**What you should do:**
Look through the records below and collect all lines that hold the string "name".

Figure record listings:
--- Begin ---
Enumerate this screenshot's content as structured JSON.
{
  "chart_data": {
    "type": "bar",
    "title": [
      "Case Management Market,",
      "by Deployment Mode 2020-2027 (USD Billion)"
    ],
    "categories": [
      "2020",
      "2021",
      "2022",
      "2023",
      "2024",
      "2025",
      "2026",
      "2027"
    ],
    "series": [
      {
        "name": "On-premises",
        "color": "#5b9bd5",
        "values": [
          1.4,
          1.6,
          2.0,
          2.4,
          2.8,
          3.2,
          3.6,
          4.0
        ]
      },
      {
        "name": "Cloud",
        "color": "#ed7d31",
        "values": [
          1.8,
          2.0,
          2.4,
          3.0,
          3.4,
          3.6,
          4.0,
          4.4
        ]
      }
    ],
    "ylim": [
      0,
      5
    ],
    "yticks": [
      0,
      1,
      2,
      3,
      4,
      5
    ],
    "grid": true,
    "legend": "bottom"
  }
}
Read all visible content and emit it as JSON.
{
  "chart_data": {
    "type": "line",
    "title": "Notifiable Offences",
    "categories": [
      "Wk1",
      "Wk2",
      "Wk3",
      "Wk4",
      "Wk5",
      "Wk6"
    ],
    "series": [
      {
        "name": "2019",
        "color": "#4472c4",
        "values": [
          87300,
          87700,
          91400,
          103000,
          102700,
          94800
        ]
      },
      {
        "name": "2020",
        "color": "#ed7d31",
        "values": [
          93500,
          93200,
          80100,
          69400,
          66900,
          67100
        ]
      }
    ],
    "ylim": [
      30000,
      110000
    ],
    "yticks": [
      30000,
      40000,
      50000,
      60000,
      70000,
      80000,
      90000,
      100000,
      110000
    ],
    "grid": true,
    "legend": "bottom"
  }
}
--- End ---
**Result of the exercise:**
        "name": "On-premises",
        "name": "Cloud",
        "name": "2019",
        "name": "2020",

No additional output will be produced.